(Lines of data)
★ ★ ★ ★
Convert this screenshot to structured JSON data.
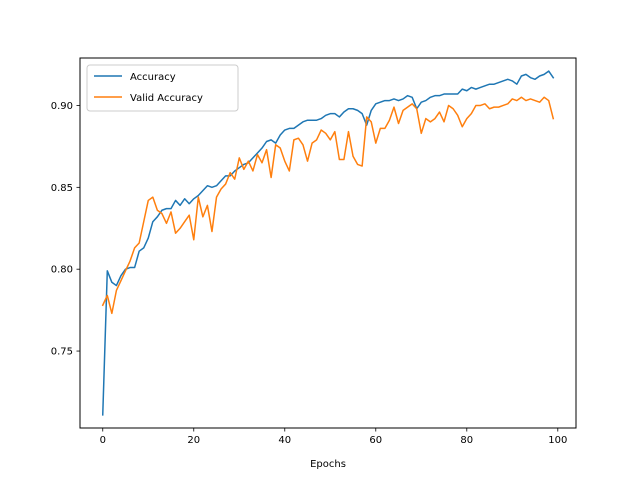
{
  "chart_data": {
    "type": "line",
    "title": "",
    "xlabel": "Epochs",
    "ylabel": "",
    "xlim": [
      -5,
      104
    ],
    "ylim": [
      0.703,
      0.929
    ],
    "xticks": [
      0,
      20,
      40,
      60,
      80,
      100
    ],
    "yticks": [
      0.75,
      0.8,
      0.85,
      0.9
    ],
    "xtick_labels": [
      "0",
      "20",
      "40",
      "60",
      "80",
      "100"
    ],
    "ytick_labels": [
      "0.75",
      "0.80",
      "0.85",
      "0.90"
    ],
    "grid": false,
    "legend": "top-left",
    "series": [
      {
        "name": "Accuracy",
        "color": "#1f77b4",
        "x": [
          0,
          1,
          2,
          3,
          4,
          5,
          6,
          7,
          8,
          9,
          10,
          11,
          12,
          13,
          14,
          15,
          16,
          17,
          18,
          19,
          20,
          21,
          22,
          23,
          24,
          25,
          26,
          27,
          28,
          29,
          30,
          31,
          32,
          33,
          34,
          35,
          36,
          37,
          38,
          39,
          40,
          41,
          42,
          43,
          44,
          45,
          46,
          47,
          48,
          49,
          50,
          51,
          52,
          53,
          54,
          55,
          56,
          57,
          58,
          59,
          60,
          61,
          62,
          63,
          64,
          65,
          66,
          67,
          68,
          69,
          70,
          71,
          72,
          73,
          74,
          75,
          76,
          77,
          78,
          79,
          80,
          81,
          82,
          83,
          84,
          85,
          86,
          87,
          88,
          89,
          90,
          91,
          92,
          93,
          94,
          95,
          96,
          97,
          98,
          99
        ],
        "values": [
          0.711,
          0.799,
          0.792,
          0.79,
          0.796,
          0.8,
          0.801,
          0.801,
          0.811,
          0.813,
          0.819,
          0.829,
          0.832,
          0.836,
          0.837,
          0.837,
          0.842,
          0.839,
          0.843,
          0.84,
          0.843,
          0.845,
          0.848,
          0.851,
          0.85,
          0.851,
          0.854,
          0.857,
          0.857,
          0.86,
          0.862,
          0.864,
          0.865,
          0.868,
          0.871,
          0.874,
          0.878,
          0.879,
          0.877,
          0.882,
          0.885,
          0.886,
          0.886,
          0.888,
          0.89,
          0.891,
          0.891,
          0.891,
          0.892,
          0.894,
          0.895,
          0.895,
          0.893,
          0.896,
          0.898,
          0.898,
          0.897,
          0.895,
          0.888,
          0.897,
          0.901,
          0.902,
          0.903,
          0.903,
          0.904,
          0.903,
          0.904,
          0.906,
          0.905,
          0.898,
          0.902,
          0.903,
          0.905,
          0.906,
          0.906,
          0.907,
          0.907,
          0.907,
          0.907,
          0.91,
          0.909,
          0.911,
          0.91,
          0.911,
          0.912,
          0.913,
          0.913,
          0.914,
          0.915,
          0.916,
          0.915,
          0.913,
          0.918,
          0.919,
          0.917,
          0.916,
          0.918,
          0.919,
          0.921,
          0.917
        ]
      },
      {
        "name": "Valid Accuracy",
        "color": "#ff7f0e",
        "x": [
          0,
          1,
          2,
          3,
          4,
          5,
          6,
          7,
          8,
          9,
          10,
          11,
          12,
          13,
          14,
          15,
          16,
          17,
          18,
          19,
          20,
          21,
          22,
          23,
          24,
          25,
          26,
          27,
          28,
          29,
          30,
          31,
          32,
          33,
          34,
          35,
          36,
          37,
          38,
          39,
          40,
          41,
          42,
          43,
          44,
          45,
          46,
          47,
          48,
          49,
          50,
          51,
          52,
          53,
          54,
          55,
          56,
          57,
          58,
          59,
          60,
          61,
          62,
          63,
          64,
          65,
          66,
          67,
          68,
          69,
          70,
          71,
          72,
          73,
          74,
          75,
          76,
          77,
          78,
          79,
          80,
          81,
          82,
          83,
          84,
          85,
          86,
          87,
          88,
          89,
          90,
          91,
          92,
          93,
          94,
          95,
          96,
          97,
          98,
          99
        ],
        "values": [
          0.778,
          0.784,
          0.773,
          0.787,
          0.793,
          0.799,
          0.805,
          0.813,
          0.816,
          0.829,
          0.842,
          0.844,
          0.836,
          0.834,
          0.828,
          0.835,
          0.822,
          0.825,
          0.829,
          0.833,
          0.818,
          0.844,
          0.832,
          0.839,
          0.823,
          0.844,
          0.849,
          0.852,
          0.859,
          0.855,
          0.868,
          0.861,
          0.866,
          0.86,
          0.87,
          0.865,
          0.873,
          0.856,
          0.876,
          0.874,
          0.866,
          0.86,
          0.879,
          0.88,
          0.876,
          0.866,
          0.877,
          0.879,
          0.885,
          0.883,
          0.879,
          0.884,
          0.867,
          0.867,
          0.884,
          0.869,
          0.864,
          0.863,
          0.893,
          0.89,
          0.877,
          0.886,
          0.886,
          0.891,
          0.899,
          0.889,
          0.897,
          0.899,
          0.901,
          0.898,
          0.883,
          0.892,
          0.89,
          0.892,
          0.896,
          0.89,
          0.9,
          0.898,
          0.894,
          0.887,
          0.892,
          0.895,
          0.9,
          0.9,
          0.901,
          0.898,
          0.899,
          0.899,
          0.9,
          0.901,
          0.904,
          0.903,
          0.905,
          0.903,
          0.904,
          0.903,
          0.902,
          0.905,
          0.903,
          0.892
        ]
      }
    ]
  }
}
★ ★ ★ ★
**EXERCISE INSTRUCTIONS**
Retype every record above exactly as written, but leave out the pictures.

**SOLUTION**
Convert this screenshot to structured JSON data.
{
  "chart_data": {
    "type": "line",
    "title": "",
    "xlabel": "Epochs",
    "ylabel": "",
    "xlim": [
      -5,
      104
    ],
    "ylim": [
      0.703,
      0.929
    ],
    "xticks": [
      0,
      20,
      40,
      60,
      80,
      100
    ],
    "yticks": [
      0.75,
      0.8,
      0.85,
      0.9
    ],
    "xtick_labels": [
      "0",
      "20",
      "40",
      "60",
      "80",
      "100"
    ],
    "ytick_labels": [
      "0.75",
      "0.80",
      "0.85",
      "0.90"
    ],
    "grid": false,
    "legend": "top-left",
    "series": [
      {
        "name": "Accuracy",
        "color": "#1f77b4",
        "x": [
          0,
          1,
          2,
          3,
          4,
          5,
          6,
          7,
          8,
          9,
          10,
          11,
          12,
          13,
          14,
          15,
          16,
          17,
          18,
          19,
          20,
          21,
          22,
          23,
          24,
          25,
          26,
          27,
          28,
          29,
          30,
          31,
          32,
          33,
          34,
          35,
          36,
          37,
          38,
          39,
          40,
          41,
          42,
          43,
          44,
          45,
          46,
          47,
          48,
          49,
          50,
          51,
          52,
          53,
          54,
          55,
          56,
          57,
          58,
          59,
          60,
          61,
          62,
          63,
          64,
          65,
          66,
          67,
          68,
          69,
          70,
          71,
          72,
          73,
          74,
          75,
          76,
          77,
          78,
          79,
          80,
          81,
          82,
          83,
          84,
          85,
          86,
          87,
          88,
          89,
          90,
          91,
          92,
          93,
          94,
          95,
          96,
          97,
          98,
          99
        ],
        "values": [
          0.711,
          0.799,
          0.792,
          0.79,
          0.796,
          0.8,
          0.801,
          0.801,
          0.811,
          0.813,
          0.819,
          0.829,
          0.832,
          0.836,
          0.837,
          0.837,
          0.842,
          0.839,
          0.843,
          0.84,
          0.843,
          0.845,
          0.848,
          0.851,
          0.85,
          0.851,
          0.854,
          0.857,
          0.857,
          0.86,
          0.862,
          0.864,
          0.865,
          0.868,
          0.871,
          0.874,
          0.878,
          0.879,
          0.877,
          0.882,
          0.885,
          0.886,
          0.886,
          0.888,
          0.89,
          0.891,
          0.891,
          0.891,
          0.892,
          0.894,
          0.895,
          0.895,
          0.893,
          0.896,
          0.898,
          0.898,
          0.897,
          0.895,
          0.888,
          0.897,
          0.901,
          0.902,
          0.903,
          0.903,
          0.904,
          0.903,
          0.904,
          0.906,
          0.905,
          0.898,
          0.902,
          0.903,
          0.905,
          0.906,
          0.906,
          0.907,
          0.907,
          0.907,
          0.907,
          0.91,
          0.909,
          0.911,
          0.91,
          0.911,
          0.912,
          0.913,
          0.913,
          0.914,
          0.915,
          0.916,
          0.915,
          0.913,
          0.918,
          0.919,
          0.917,
          0.916,
          0.918,
          0.919,
          0.921,
          0.917
        ]
      },
      {
        "name": "Valid Accuracy",
        "color": "#ff7f0e",
        "x": [
          0,
          1,
          2,
          3,
          4,
          5,
          6,
          7,
          8,
          9,
          10,
          11,
          12,
          13,
          14,
          15,
          16,
          17,
          18,
          19,
          20,
          21,
          22,
          23,
          24,
          25,
          26,
          27,
          28,
          29,
          30,
          31,
          32,
          33,
          34,
          35,
          36,
          37,
          38,
          39,
          40,
          41,
          42,
          43,
          44,
          45,
          46,
          47,
          48,
          49,
          50,
          51,
          52,
          53,
          54,
          55,
          56,
          57,
          58,
          59,
          60,
          61,
          62,
          63,
          64,
          65,
          66,
          67,
          68,
          69,
          70,
          71,
          72,
          73,
          74,
          75,
          76,
          77,
          78,
          79,
          80,
          81,
          82,
          83,
          84,
          85,
          86,
          87,
          88,
          89,
          90,
          91,
          92,
          93,
          94,
          95,
          96,
          97,
          98,
          99
        ],
        "values": [
          0.778,
          0.784,
          0.773,
          0.787,
          0.793,
          0.799,
          0.805,
          0.813,
          0.816,
          0.829,
          0.842,
          0.844,
          0.836,
          0.834,
          0.828,
          0.835,
          0.822,
          0.825,
          0.829,
          0.833,
          0.818,
          0.844,
          0.832,
          0.839,
          0.823,
          0.844,
          0.849,
          0.852,
          0.859,
          0.855,
          0.868,
          0.861,
          0.866,
          0.86,
          0.87,
          0.865,
          0.873,
          0.856,
          0.876,
          0.874,
          0.866,
          0.86,
          0.879,
          0.88,
          0.876,
          0.866,
          0.877,
          0.879,
          0.885,
          0.883,
          0.879,
          0.884,
          0.867,
          0.867,
          0.884,
          0.869,
          0.864,
          0.863,
          0.893,
          0.89,
          0.877,
          0.886,
          0.886,
          0.891,
          0.899,
          0.889,
          0.897,
          0.899,
          0.901,
          0.898,
          0.883,
          0.892,
          0.89,
          0.892,
          0.896,
          0.89,
          0.9,
          0.898,
          0.894,
          0.887,
          0.892,
          0.895,
          0.9,
          0.9,
          0.901,
          0.898,
          0.899,
          0.899,
          0.9,
          0.901,
          0.904,
          0.903,
          0.905,
          0.903,
          0.904,
          0.903,
          0.902,
          0.905,
          0.903,
          0.892
        ]
      }
    ]
  }
}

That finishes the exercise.